Dataset records:
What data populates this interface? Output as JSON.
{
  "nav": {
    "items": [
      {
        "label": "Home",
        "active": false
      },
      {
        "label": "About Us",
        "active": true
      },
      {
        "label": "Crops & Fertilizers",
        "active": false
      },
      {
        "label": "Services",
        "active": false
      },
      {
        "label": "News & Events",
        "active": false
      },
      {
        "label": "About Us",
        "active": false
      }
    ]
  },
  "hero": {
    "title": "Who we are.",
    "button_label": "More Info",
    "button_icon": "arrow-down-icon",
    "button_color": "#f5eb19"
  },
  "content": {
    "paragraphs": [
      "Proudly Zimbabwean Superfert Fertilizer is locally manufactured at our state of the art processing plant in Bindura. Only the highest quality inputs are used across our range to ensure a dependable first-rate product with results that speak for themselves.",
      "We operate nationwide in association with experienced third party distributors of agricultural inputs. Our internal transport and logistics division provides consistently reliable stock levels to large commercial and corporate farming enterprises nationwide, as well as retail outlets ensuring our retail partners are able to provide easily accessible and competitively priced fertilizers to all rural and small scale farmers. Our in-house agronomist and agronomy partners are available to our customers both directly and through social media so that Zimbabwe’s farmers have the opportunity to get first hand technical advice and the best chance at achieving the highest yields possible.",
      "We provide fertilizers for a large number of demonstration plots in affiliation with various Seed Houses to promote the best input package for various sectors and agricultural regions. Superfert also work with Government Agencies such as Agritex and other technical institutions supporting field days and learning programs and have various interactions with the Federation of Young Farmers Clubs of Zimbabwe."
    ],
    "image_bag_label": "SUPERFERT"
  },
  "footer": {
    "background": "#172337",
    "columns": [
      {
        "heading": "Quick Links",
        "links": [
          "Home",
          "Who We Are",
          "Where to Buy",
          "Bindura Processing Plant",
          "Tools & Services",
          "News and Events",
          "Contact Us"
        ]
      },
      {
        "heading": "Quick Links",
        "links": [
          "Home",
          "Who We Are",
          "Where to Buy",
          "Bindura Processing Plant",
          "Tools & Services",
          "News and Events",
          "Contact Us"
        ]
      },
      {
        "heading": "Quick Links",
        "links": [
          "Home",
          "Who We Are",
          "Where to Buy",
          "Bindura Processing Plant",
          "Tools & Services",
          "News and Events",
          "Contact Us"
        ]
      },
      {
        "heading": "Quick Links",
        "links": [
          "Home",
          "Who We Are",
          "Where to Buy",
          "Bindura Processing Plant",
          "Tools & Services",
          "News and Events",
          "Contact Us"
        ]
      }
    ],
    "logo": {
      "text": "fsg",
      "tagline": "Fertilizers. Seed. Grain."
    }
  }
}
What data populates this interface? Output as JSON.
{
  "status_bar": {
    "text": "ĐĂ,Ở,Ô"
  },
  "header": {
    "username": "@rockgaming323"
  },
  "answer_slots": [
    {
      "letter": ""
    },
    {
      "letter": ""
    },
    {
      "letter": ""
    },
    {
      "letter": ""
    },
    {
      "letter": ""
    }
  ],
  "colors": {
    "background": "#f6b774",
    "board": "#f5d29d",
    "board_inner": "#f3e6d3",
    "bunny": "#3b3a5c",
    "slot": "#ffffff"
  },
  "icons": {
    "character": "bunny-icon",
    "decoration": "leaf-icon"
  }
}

#### [Set problem]
Send back all of the entries exactly, with nothing missing.

#### [Response below]
What data populates this interface? Output as JSON.
{
  "nav": {
    "items": [
      {
        "label": "Home",
        "active": false
      },
      {
        "label": "About Us",
        "active": true
      },
      {
        "label": "Crops & Fertilizers",
        "active": false
      },
      {
        "label": "Services",
        "active": false
      },
      {
        "label": "News & Events",
        "active": false
      },
      {
        "label": "About Us",
        "active": false
      }
    ]
  },
  "hero": {
    "title": "Who we are.",
    "button_label": "More Info",
    "button_icon": "arrow-down-icon",
    "button_color": "#f5eb19"
  },
  "content": {
    "paragraphs": [
      "Proudly Zimbabwean Superfert Fertilizer is locally manufactured at our state of the art processing plant in Bindura. Only the highest quality inputs are used across our range to ensure a dependable first-rate product with results that speak for themselves.",
      "We operate nationwide in association with experienced third party distributors of agricultural inputs. Our internal transport and logistics division provides consistently reliable stock levels to large commercial and corporate farming enterprises nationwide, as well as retail outlets ensuring our retail partners are able to provide easily accessible and competitively priced fertilizers to all rural and small scale farmers. Our in-house agronomist and agronomy partners are available to our customers both directly and through social media so that Zimbabwe’s farmers have the opportunity to get first hand technical advice and the best chance at achieving the highest yields possible.",
      "We provide fertilizers for a large number of demonstration plots in affiliation with various Seed Houses to promote the best input package for various sectors and agricultural regions. Superfert also work with Government Agencies such as Agritex and other technical institutions supporting field days and learning programs and have various interactions with the Federation of Young Farmers Clubs of Zimbabwe."
    ],
    "image_bag_label": "SUPERFERT"
  },
  "footer": {
    "background": "#172337",
    "columns": [
      {
        "heading": "Quick Links",
        "links": [
          "Home",
          "Who We Are",
          "Where to Buy",
          "Bindura Processing Plant",
          "Tools & Services",
          "News and Events",
          "Contact Us"
        ]
      },
      {
        "heading": "Quick Links",
        "links": [
          "Home",
          "Who We Are",
          "Where to Buy",
          "Bindura Processing Plant",
          "Tools & Services",
          "News and Events",
          "Contact Us"
        ]
      },
      {
        "heading": "Quick Links",
        "links": [
          "Home",
          "Who We Are",
          "Where to Buy",
          "Bindura Processing Plant",
          "Tools & Services",
          "News and Events",
          "Contact Us"
        ]
      },
      {
        "heading": "Quick Links",
        "links": [
          "Home",
          "Who We Are",
          "Where to Buy",
          "Bindura Processing Plant",
          "Tools & Services",
          "News and Events",
          "Contact Us"
        ]
      }
    ],
    "logo": {
      "text": "fsg",
      "tagline": "Fertilizers. Seed. Grain."
    }
  }
}
What data populates this interface? Output as JSON.
{
  "status_bar": {
    "text": "ĐĂ,Ở,Ô"
  },
  "header": {
    "username": "@rockgaming323"
  },
  "answer_slots": [
    {
      "letter": ""
    },
    {
      "letter": ""
    },
    {
      "letter": ""
    },
    {
      "letter": ""
    },
    {
      "letter": ""
    }
  ],
  "colors": {
    "background": "#f6b774",
    "board": "#f5d29d",
    "board_inner": "#f3e6d3",
    "bunny": "#3b3a5c",
    "slot": "#ffffff"
  },
  "icons": {
    "character": "bunny-icon",
    "decoration": "leaf-icon"
  }
}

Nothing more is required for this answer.